◆ **Task details**: Filter the entries below, keeping every line that has the word "kind".

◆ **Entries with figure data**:
******

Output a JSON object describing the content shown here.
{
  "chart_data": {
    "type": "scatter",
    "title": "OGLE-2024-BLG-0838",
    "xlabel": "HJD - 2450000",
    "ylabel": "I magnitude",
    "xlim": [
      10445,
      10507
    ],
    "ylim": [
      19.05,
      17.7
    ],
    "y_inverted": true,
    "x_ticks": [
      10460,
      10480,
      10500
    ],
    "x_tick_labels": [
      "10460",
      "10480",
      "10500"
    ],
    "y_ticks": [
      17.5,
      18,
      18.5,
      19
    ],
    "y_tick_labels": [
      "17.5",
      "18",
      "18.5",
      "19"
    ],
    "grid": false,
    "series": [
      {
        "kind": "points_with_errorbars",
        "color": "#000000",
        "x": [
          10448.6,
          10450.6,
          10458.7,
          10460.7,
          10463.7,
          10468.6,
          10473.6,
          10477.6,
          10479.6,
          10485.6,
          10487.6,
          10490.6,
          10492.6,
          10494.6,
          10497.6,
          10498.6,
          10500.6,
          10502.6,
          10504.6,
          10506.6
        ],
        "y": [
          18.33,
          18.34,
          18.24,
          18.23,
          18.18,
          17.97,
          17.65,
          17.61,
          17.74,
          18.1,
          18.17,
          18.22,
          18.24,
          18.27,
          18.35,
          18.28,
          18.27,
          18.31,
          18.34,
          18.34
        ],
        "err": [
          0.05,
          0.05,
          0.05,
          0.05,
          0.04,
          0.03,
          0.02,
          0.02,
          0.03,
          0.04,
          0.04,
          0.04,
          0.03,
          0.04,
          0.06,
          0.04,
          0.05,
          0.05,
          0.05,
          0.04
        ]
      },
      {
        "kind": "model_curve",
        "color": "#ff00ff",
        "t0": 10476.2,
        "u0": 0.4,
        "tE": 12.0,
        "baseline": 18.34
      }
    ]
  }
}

******

◆ **Exercise answer**:
        "kind": "points_with_errorbars",
        "kind": "model_curve",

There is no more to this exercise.